/---

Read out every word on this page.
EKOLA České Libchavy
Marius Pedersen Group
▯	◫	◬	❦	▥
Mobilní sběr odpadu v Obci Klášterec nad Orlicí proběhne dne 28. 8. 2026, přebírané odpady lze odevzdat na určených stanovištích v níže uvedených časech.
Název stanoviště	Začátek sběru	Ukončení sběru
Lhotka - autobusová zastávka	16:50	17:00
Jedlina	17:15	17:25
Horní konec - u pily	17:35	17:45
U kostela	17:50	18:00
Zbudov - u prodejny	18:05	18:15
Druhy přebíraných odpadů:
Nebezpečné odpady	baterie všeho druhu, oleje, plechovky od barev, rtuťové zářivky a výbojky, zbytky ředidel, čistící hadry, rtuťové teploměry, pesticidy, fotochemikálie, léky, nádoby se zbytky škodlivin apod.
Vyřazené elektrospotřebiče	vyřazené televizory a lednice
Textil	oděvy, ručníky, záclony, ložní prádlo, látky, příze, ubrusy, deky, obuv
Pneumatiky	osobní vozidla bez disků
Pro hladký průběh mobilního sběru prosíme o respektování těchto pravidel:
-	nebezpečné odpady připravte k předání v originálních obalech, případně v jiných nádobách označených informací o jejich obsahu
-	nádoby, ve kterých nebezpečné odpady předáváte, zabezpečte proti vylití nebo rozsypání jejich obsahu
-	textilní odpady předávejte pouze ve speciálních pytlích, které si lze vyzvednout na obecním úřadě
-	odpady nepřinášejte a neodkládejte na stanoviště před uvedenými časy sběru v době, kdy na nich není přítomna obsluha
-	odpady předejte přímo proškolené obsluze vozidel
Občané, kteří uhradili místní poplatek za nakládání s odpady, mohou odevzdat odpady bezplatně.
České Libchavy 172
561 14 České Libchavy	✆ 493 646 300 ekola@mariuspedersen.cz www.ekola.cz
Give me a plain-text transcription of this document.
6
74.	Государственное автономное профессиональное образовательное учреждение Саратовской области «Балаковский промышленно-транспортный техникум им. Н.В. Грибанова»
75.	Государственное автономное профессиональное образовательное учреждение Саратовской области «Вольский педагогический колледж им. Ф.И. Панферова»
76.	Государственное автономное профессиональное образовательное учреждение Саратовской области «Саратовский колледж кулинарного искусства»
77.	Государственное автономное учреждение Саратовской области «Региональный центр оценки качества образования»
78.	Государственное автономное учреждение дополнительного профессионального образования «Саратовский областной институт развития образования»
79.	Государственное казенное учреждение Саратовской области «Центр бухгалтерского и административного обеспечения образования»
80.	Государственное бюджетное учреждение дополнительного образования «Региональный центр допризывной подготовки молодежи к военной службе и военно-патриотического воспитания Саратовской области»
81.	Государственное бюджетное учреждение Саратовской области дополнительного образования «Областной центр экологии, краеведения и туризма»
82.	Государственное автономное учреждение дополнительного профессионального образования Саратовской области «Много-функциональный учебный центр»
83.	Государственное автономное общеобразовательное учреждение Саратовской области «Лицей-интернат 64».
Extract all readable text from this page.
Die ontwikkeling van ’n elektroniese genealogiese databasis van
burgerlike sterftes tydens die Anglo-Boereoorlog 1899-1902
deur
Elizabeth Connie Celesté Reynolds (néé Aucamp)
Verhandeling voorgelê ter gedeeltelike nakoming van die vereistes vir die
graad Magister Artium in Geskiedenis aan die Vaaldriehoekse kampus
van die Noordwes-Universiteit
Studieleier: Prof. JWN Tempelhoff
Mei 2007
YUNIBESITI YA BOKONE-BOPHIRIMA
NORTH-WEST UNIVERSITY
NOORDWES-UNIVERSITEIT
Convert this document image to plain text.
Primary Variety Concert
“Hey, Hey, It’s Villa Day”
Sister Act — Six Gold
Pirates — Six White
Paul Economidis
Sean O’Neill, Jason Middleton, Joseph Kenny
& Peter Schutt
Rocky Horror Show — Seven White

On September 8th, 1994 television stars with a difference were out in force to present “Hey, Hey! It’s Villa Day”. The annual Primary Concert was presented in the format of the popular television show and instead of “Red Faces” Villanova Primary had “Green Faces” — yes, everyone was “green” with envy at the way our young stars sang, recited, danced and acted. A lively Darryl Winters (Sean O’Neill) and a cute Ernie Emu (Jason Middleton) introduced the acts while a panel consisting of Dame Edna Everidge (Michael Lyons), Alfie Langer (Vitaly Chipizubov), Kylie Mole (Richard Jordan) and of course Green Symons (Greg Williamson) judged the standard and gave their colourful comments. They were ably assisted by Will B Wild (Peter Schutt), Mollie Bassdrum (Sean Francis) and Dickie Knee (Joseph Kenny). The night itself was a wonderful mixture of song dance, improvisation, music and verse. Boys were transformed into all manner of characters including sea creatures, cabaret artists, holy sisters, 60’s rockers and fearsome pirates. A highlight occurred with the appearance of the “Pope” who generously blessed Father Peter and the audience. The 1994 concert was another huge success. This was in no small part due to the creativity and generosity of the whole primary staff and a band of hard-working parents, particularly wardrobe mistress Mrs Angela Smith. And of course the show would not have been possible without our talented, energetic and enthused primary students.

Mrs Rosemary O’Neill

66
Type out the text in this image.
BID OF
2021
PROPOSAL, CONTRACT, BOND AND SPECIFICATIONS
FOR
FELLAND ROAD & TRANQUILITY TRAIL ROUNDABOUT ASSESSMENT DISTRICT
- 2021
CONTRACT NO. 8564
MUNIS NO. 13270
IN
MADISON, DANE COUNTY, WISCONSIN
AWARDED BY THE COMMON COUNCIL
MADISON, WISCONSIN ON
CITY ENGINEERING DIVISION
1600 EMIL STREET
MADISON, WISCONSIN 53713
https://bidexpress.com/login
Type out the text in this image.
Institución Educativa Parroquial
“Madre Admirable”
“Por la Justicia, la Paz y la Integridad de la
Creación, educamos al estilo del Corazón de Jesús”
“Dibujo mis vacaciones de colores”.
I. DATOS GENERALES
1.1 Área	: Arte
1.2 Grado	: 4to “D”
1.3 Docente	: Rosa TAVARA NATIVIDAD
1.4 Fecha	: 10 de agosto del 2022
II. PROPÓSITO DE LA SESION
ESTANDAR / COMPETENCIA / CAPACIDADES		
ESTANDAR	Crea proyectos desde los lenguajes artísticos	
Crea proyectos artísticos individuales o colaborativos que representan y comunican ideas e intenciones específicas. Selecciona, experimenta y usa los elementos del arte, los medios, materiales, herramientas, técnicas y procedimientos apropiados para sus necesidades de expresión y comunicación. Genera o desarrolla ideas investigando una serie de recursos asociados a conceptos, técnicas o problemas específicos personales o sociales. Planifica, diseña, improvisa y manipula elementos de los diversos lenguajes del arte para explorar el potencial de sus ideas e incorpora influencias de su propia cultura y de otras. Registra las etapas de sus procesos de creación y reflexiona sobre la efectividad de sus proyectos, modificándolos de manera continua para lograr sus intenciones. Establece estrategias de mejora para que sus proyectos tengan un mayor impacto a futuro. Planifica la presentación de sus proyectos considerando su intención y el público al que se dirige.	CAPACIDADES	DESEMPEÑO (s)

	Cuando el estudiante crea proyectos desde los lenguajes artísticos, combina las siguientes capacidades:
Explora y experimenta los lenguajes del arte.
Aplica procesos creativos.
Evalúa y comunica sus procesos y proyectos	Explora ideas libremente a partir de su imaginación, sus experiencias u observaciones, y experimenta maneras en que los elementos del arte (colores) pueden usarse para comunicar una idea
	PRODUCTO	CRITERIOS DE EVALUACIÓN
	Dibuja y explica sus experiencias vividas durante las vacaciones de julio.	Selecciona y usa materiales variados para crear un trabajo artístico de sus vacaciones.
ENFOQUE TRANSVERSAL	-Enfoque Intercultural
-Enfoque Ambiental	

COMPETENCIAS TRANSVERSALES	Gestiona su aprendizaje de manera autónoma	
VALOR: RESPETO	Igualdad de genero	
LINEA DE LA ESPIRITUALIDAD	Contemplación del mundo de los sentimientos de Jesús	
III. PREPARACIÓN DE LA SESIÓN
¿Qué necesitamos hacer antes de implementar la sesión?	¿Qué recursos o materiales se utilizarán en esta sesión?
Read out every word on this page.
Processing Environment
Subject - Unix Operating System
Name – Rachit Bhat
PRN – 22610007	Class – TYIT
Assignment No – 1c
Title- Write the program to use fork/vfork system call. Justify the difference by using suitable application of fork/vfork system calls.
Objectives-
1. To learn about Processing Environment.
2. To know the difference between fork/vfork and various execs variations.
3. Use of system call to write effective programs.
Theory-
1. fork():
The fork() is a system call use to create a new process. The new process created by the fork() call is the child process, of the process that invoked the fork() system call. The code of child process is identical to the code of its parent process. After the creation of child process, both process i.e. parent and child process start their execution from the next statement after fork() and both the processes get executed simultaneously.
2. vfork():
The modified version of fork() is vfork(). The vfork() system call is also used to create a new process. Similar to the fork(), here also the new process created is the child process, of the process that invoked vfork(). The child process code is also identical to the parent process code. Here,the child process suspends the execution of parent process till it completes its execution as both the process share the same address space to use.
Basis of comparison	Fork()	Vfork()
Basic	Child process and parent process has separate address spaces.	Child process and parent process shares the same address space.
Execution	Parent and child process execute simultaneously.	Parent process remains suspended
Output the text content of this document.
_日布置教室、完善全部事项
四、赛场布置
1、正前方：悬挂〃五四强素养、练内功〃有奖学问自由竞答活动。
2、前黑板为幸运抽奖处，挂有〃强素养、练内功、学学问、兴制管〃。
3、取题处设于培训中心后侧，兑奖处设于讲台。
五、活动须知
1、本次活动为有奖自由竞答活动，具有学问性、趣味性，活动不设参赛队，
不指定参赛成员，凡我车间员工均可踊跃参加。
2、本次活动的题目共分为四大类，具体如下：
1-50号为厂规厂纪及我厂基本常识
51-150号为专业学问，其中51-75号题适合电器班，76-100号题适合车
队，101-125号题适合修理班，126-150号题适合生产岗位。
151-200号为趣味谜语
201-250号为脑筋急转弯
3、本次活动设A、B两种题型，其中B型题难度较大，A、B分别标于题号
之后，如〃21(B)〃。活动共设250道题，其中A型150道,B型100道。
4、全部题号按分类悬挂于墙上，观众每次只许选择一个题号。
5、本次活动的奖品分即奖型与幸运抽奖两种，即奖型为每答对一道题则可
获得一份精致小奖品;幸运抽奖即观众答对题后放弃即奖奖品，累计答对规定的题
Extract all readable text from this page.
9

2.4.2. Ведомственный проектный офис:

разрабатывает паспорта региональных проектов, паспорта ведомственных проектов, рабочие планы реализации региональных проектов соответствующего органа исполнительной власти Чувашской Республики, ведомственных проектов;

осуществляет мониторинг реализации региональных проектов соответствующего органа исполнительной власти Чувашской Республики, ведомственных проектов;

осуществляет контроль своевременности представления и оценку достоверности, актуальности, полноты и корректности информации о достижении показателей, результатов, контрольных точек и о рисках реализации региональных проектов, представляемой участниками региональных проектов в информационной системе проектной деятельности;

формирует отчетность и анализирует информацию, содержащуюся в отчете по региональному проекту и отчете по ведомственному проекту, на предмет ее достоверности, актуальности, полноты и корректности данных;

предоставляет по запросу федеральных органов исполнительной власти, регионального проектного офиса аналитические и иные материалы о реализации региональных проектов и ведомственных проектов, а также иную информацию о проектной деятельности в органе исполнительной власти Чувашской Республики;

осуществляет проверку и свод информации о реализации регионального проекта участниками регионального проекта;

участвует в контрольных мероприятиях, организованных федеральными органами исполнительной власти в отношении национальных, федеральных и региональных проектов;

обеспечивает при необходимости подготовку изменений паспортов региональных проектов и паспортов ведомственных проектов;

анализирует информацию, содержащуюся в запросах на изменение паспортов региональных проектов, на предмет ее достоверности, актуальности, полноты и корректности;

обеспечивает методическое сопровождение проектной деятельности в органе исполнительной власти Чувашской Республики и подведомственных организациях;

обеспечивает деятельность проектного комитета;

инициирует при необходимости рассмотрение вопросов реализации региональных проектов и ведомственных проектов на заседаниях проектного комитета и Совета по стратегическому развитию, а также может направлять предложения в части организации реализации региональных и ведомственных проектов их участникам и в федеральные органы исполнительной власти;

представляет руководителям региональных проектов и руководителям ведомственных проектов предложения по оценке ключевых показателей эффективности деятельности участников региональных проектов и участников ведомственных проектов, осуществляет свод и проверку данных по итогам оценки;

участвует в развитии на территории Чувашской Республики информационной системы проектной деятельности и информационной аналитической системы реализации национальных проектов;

\---

• _The problem_
Pick out the lines that include the word "комитета" and write them out.

• _Solution below_
обеспечивает деятельность проектного комитета;
инициирует при необходимости рассмотрение вопросов реализации региональных проектов и ведомственных проектов на заседаниях проектного комитета и Совета по стратегическому развитию, а также может направлять предложения в части организации реализации региональных и ведомственных проектов их участникам и в федеральные органы исполнительной власти;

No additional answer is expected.